Stored records
=======
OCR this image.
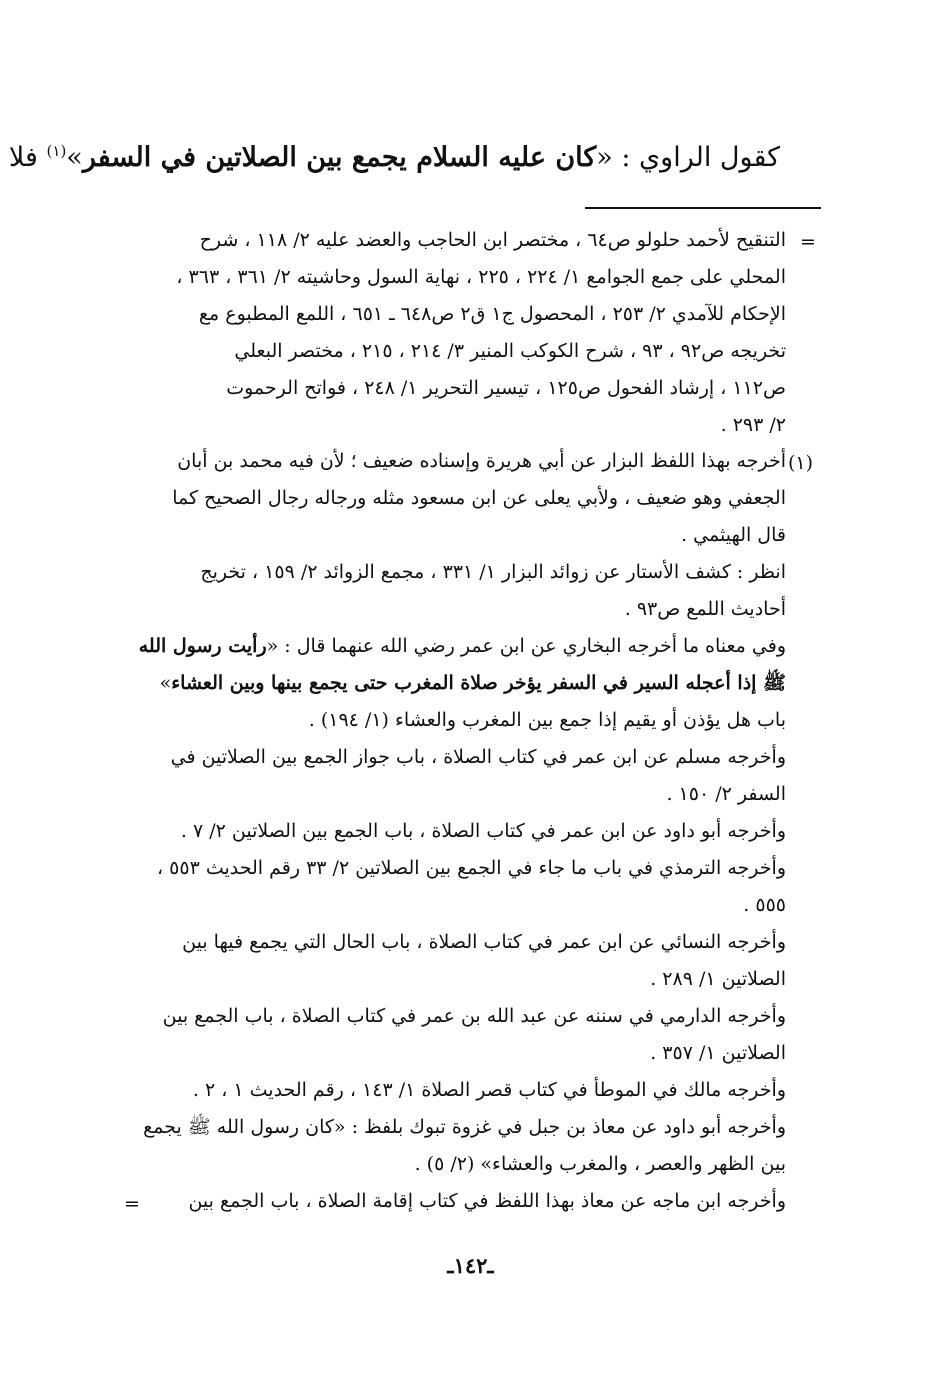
كقول الراوي : «كان عليه السلام يجمع بين الصلاتين في السفر»$^{(١)}$ فلا
=
التنقيح لأحمد حلولو ص٦٤ ، مختصر ابن الحاجب والعضد عليه ٢/ ١١٨ ، شرح
المحلي على جمع الجوامع ١/ ٢٢٤ ، ٢٢٥ ، نهاية السول وحاشيته ٢/ ٣٦١ ، ٣٦٣ ،
الإحكام للآمدي ٢/ ٢٥٣ ، المحصول ج١ ق٢ ص٦٤٨ ـ ٦٥١ ، اللمع المطبوع مع
تخريجه ص٩٢ ، ٩٣ ، شرح الكوكب المنير ٣/ ٢١٤ ، ٢١٥ ، مختصر البعلي
ص١١٢ ، إرشاد الفحول ص١٢٥ ، تيسير التحرير ١/ ٢٤٨ ، فواتح الرحموت
٢/ ٢٩٣ .
(١)
أخرجه بهذا اللفظ البزار عن أبي هريرة وإسناده ضعيف ؛ لأن فيه محمد بن أبان
الجعفي وهو ضعيف ، ولأبي يعلى عن ابن مسعود مثله ورجاله رجال الصحيح كما
قال الهيثمي .
انظر : كشف الأستار عن زوائد البزار ١/ ٣٣١ ، مجمع الزوائد ٢/ ١٥٩ ، تخريج
أحاديث اللمع ص٩٣ .
وفي معناه ما أخرجه البخاري عن ابن عمر رضي الله عنهما قال : «رأيت رسول الله
ﷺ إذا أعجله السير في السفر يؤخر صلاة المغرب حتى يجمع بينها وبين العشاء»
باب هل يؤذن أو يقيم إذا جمع بين المغرب والعشاء (١/ ١٩٤) .
وأخرجه مسلم عن ابن عمر في كتاب الصلاة ، باب جواز الجمع بين الصلاتين في
السفر ٢/ ١٥٠ .
وأخرجه أبو داود عن ابن عمر في كتاب الصلاة ، باب الجمع بين الصلاتين ٢/ ٧ .
وأخرجه الترمذي في باب ما جاء في الجمع بين الصلاتين ٢/ ٣٣ رقم الحديث ٥٥٣ ،
٥٥٥ .
وأخرجه النسائي عن ابن عمر في كتاب الصلاة ، باب الحال التي يجمع فيها بين
الصلاتين ١/ ٢٨٩ .
وأخرجه الدارمي في سننه عن عبد الله بن عمر في كتاب الصلاة ، باب الجمع بين
الصلاتين ١/ ٣٥٧ .
وأخرجه مالك في الموطأ في كتاب قصر الصلاة ١/ ١٤٣ ، رقم الحديث ١ ، ٢ .
وأخرجه أبو داود عن معاذ بن جبل في غزوة تبوك بلفظ : «كان رسول الله ﷺ يجمع
بين الظهر والعصر ، والمغرب والعشاء» (٢/ ٥) .
وأخرجه ابن ماجه عن معاذ بهذا اللفظ في كتاب إقامة الصلاة ، باب الجمع بين
=
ـ١٤٢ـ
=======
**Aim:** Return each line exactly as written. Any picture gets left out.

**Result:**
OCR this image.
كقول الراوي : «كان عليه السلام يجمع بين الصلاتين في السفر»$^{(١)}$ فلا
=
التنقيح لأحمد حلولو ص٦٤ ، مختصر ابن الحاجب والعضد عليه ٢/ ١١٨ ، شرح
المحلي على جمع الجوامع ١/ ٢٢٤ ، ٢٢٥ ، نهاية السول وحاشيته ٢/ ٣٦١ ، ٣٦٣ ،
الإحكام للآمدي ٢/ ٢٥٣ ، المحصول ج١ ق٢ ص٦٤٨ ـ ٦٥١ ، اللمع المطبوع مع
تخريجه ص٩٢ ، ٩٣ ، شرح الكوكب المنير ٣/ ٢١٤ ، ٢١٥ ، مختصر البعلي
ص١١٢ ، إرشاد الفحول ص١٢٥ ، تيسير التحرير ١/ ٢٤٨ ، فواتح الرحموت
٢/ ٢٩٣ .
(١)
أخرجه بهذا اللفظ البزار عن أبي هريرة وإسناده ضعيف ؛ لأن فيه محمد بن أبان
الجعفي وهو ضعيف ، ولأبي يعلى عن ابن مسعود مثله ورجاله رجال الصحيح كما
قال الهيثمي .
انظر : كشف الأستار عن زوائد البزار ١/ ٣٣١ ، مجمع الزوائد ٢/ ١٥٩ ، تخريج
أحاديث اللمع ص٩٣ .
وفي معناه ما أخرجه البخاري عن ابن عمر رضي الله عنهما قال : «رأيت رسول الله
ﷺ إذا أعجله السير في السفر يؤخر صلاة المغرب حتى يجمع بينها وبين العشاء»
باب هل يؤذن أو يقيم إذا جمع بين المغرب والعشاء (١/ ١٩٤) .
وأخرجه مسلم عن ابن عمر في كتاب الصلاة ، باب جواز الجمع بين الصلاتين في
السفر ٢/ ١٥٠ .
وأخرجه أبو داود عن ابن عمر في كتاب الصلاة ، باب الجمع بين الصلاتين ٢/ ٧ .
وأخرجه الترمذي في باب ما جاء في الجمع بين الصلاتين ٢/ ٣٣ رقم الحديث ٥٥٣ ،
٥٥٥ .
وأخرجه النسائي عن ابن عمر في كتاب الصلاة ، باب الحال التي يجمع فيها بين
الصلاتين ١/ ٢٨٩ .
وأخرجه الدارمي في سننه عن عبد الله بن عمر في كتاب الصلاة ، باب الجمع بين
الصلاتين ١/ ٣٥٧ .
وأخرجه مالك في الموطأ في كتاب قصر الصلاة ١/ ١٤٣ ، رقم الحديث ١ ، ٢ .
وأخرجه أبو داود عن معاذ بن جبل في غزوة تبوك بلفظ : «كان رسول الله ﷺ يجمع
بين الظهر والعصر ، والمغرب والعشاء» (٢/ ٥) .
وأخرجه ابن ماجه عن معاذ بهذا اللفظ في كتاب إقامة الصلاة ، باب الجمع بين
=
ـ١٤٢ـ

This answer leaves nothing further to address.